=== WHAT TO PRODUCE ===
"CORRELATION" appears in how many lines of the entries? State only the number.

[Data tied to figure images]
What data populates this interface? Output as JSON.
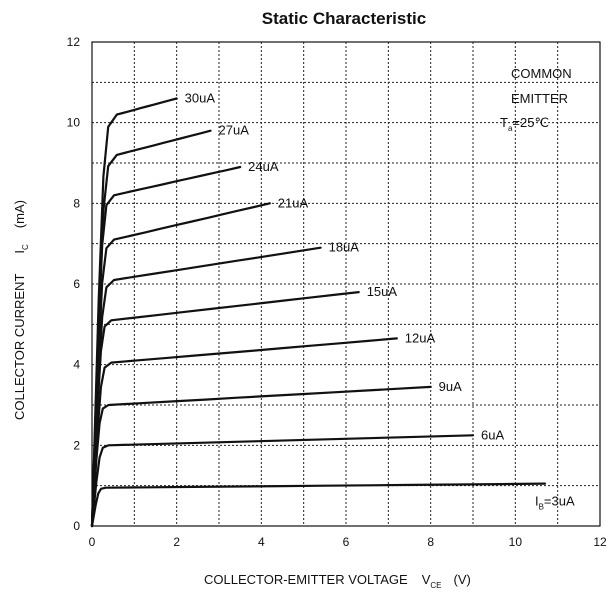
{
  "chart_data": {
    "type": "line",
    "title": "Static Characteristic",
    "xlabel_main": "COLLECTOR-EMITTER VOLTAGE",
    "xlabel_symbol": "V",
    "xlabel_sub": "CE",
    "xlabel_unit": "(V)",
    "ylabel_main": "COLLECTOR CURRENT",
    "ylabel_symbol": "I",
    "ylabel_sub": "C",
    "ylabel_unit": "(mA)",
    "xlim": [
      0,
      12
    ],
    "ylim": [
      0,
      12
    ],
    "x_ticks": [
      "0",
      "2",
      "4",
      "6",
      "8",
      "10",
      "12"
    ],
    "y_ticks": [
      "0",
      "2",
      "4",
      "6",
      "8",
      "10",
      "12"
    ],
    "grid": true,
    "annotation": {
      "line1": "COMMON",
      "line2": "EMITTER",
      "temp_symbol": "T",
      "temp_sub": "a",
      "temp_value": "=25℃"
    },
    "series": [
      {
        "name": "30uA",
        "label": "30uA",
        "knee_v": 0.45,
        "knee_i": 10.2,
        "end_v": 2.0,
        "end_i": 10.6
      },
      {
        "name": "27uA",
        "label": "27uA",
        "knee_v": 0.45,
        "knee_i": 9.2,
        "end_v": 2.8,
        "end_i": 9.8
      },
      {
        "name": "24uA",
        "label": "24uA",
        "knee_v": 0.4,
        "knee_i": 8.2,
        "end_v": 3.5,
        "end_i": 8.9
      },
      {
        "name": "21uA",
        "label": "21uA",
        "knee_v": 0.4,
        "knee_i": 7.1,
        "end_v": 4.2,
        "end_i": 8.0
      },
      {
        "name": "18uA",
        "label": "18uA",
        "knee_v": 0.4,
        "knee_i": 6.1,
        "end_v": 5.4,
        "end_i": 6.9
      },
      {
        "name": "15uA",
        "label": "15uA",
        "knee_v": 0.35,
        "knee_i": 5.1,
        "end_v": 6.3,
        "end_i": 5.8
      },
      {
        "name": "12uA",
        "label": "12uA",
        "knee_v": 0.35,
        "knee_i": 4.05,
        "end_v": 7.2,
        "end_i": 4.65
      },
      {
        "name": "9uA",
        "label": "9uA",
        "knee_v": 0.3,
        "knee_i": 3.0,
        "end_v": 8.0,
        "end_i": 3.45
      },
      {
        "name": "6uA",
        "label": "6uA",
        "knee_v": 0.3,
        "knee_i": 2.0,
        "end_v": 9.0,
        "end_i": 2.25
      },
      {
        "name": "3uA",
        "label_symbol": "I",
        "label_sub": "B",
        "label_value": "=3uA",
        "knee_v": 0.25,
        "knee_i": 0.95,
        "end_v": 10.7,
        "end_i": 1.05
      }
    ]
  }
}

...

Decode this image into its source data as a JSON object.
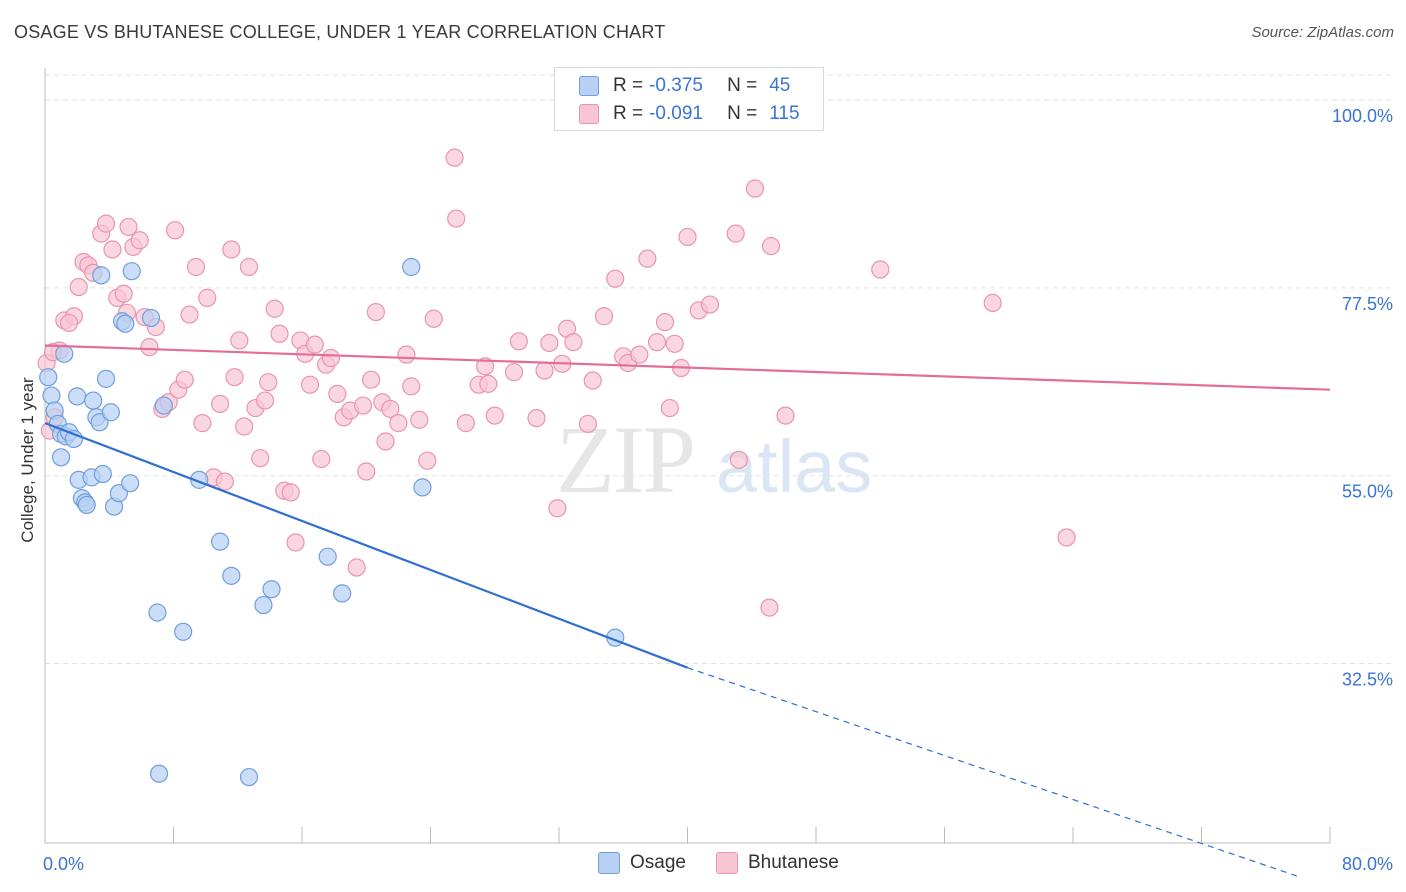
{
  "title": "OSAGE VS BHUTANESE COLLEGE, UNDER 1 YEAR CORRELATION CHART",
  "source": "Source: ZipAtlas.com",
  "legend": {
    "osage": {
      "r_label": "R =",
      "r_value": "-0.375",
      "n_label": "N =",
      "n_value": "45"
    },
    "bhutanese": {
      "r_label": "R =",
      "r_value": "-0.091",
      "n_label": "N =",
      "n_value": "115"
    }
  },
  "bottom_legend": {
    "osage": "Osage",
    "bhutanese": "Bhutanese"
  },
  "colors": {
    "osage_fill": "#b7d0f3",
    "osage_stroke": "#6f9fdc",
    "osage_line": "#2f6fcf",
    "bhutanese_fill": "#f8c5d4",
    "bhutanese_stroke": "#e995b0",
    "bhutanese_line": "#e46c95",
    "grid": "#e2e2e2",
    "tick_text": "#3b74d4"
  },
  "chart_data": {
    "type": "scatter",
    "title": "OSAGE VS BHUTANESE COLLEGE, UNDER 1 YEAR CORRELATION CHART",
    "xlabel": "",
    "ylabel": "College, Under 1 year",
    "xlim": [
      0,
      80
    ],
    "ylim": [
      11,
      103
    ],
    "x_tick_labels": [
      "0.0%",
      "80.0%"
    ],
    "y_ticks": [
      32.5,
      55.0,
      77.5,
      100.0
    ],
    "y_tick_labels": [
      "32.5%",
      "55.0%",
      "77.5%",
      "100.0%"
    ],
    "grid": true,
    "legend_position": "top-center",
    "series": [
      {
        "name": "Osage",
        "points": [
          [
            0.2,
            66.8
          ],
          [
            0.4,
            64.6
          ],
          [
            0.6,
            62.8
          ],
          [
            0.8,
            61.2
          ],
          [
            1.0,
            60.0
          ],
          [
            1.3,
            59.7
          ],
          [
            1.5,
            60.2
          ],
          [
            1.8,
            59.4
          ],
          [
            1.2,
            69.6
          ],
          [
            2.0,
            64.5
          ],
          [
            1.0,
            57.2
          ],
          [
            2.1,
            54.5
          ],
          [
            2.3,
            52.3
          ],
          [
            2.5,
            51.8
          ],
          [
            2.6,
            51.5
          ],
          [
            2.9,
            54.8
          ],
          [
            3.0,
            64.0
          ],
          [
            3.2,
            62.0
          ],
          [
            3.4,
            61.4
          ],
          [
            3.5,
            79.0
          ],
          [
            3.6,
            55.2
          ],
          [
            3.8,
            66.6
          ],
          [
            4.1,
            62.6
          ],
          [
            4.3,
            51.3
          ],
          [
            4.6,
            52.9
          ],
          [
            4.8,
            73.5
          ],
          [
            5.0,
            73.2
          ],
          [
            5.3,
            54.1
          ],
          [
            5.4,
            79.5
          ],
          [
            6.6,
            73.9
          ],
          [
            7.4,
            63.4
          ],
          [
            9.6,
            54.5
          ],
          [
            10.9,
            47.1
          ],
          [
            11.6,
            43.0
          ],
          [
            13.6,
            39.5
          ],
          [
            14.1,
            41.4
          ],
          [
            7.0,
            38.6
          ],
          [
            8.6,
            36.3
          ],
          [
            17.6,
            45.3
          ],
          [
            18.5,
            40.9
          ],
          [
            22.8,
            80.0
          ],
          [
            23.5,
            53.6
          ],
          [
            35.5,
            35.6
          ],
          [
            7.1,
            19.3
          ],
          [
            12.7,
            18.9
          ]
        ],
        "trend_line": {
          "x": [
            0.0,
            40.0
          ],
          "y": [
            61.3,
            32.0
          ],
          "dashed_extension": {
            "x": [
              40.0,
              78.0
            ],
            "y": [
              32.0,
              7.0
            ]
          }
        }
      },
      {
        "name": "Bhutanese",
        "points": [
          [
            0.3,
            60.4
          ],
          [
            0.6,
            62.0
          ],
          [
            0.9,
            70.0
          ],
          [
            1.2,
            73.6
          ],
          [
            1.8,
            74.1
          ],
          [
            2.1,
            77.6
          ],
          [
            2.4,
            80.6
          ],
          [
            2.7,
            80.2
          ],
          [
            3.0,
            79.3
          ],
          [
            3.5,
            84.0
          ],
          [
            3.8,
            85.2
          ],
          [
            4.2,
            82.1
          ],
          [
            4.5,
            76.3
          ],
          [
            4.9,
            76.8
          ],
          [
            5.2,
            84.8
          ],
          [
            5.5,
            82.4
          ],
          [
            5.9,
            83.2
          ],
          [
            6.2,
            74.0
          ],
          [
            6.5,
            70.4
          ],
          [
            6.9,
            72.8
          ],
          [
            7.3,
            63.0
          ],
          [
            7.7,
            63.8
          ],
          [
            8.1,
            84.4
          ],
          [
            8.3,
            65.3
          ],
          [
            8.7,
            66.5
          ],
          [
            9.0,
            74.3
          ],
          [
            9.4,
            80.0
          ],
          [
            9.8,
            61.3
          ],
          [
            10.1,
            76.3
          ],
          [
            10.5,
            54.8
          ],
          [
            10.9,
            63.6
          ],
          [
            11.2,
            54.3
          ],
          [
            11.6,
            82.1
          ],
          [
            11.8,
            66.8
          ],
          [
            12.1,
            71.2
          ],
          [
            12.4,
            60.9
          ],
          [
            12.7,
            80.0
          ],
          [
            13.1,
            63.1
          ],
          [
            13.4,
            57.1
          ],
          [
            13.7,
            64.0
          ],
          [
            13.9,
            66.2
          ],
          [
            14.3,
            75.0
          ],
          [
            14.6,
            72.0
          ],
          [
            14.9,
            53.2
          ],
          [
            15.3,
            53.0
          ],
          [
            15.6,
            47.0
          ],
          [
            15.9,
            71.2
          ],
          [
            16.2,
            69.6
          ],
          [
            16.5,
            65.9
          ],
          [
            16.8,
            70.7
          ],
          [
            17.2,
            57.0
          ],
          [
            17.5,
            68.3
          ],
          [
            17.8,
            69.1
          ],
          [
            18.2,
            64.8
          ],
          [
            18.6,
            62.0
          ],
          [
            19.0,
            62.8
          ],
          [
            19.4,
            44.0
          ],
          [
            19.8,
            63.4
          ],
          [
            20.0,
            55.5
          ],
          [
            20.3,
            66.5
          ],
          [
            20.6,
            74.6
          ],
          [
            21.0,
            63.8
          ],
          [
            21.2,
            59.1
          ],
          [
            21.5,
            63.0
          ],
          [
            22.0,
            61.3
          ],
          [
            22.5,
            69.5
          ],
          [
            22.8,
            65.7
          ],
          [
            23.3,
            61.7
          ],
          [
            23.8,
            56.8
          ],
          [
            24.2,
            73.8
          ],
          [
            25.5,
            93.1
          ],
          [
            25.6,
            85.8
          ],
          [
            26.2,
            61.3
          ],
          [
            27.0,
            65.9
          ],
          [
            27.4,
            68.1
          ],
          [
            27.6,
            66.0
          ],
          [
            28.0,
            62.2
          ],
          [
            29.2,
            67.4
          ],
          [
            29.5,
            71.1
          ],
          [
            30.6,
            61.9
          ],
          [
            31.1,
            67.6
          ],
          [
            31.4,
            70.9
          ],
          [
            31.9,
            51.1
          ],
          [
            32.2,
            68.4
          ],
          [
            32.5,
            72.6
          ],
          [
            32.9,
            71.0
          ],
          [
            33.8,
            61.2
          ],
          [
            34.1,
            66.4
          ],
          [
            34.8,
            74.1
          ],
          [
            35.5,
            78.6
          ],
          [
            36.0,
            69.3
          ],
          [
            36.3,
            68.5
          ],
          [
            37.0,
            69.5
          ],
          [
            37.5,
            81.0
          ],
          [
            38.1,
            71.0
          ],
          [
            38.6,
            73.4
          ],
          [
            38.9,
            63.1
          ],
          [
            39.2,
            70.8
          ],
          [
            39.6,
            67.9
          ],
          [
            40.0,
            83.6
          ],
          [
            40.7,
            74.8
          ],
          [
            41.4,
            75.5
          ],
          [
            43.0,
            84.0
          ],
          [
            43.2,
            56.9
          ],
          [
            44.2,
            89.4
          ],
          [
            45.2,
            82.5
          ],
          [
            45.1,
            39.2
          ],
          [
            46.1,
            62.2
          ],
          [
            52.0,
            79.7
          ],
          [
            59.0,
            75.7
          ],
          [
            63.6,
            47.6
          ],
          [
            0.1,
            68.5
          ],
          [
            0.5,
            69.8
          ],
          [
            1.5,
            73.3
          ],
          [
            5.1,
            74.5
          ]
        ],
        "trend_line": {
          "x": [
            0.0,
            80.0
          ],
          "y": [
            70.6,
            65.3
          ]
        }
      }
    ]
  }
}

--

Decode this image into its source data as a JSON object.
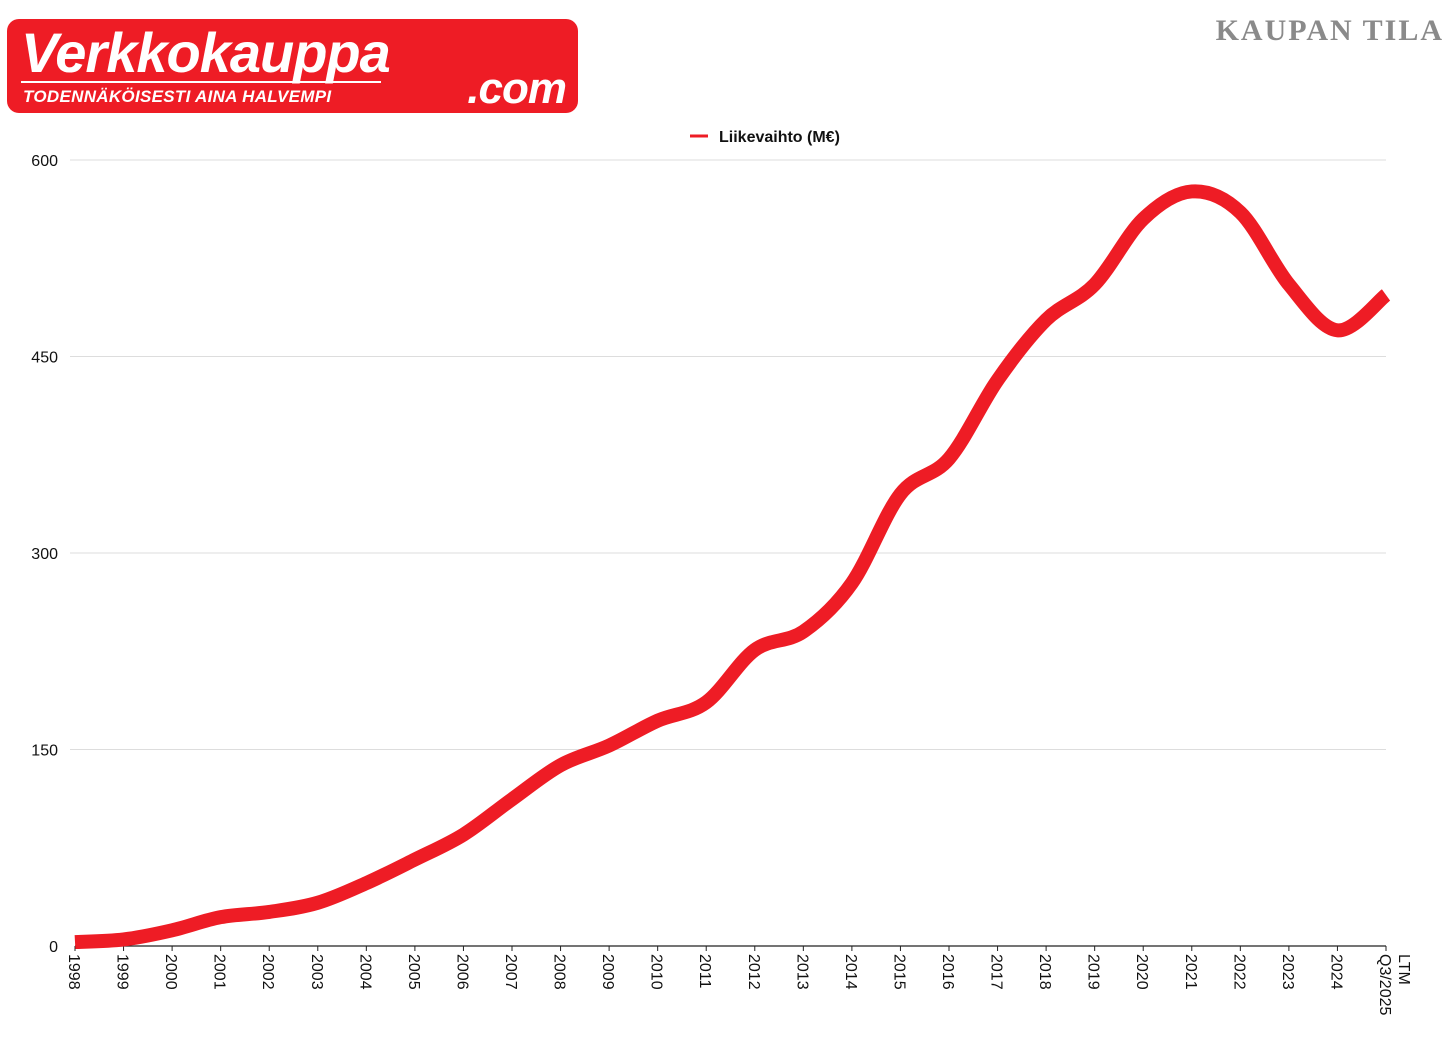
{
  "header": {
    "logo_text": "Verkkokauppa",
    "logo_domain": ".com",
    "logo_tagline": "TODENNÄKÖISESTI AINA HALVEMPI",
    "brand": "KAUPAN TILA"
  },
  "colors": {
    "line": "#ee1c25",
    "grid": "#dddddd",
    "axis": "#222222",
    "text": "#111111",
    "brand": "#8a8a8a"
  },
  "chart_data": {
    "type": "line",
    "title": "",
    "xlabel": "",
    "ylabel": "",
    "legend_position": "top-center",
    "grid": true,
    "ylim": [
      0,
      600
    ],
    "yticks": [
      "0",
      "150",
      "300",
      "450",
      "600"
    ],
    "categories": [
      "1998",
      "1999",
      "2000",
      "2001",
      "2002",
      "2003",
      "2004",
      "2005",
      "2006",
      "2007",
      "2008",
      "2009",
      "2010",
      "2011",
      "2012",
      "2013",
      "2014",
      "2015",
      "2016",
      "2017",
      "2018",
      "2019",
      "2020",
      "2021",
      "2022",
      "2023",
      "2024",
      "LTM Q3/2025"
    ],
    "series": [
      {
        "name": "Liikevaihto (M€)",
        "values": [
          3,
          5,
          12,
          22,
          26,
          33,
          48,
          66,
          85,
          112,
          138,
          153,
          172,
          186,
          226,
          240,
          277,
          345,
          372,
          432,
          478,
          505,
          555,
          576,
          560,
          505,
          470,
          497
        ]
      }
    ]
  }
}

=== FINAL RESULT ===
2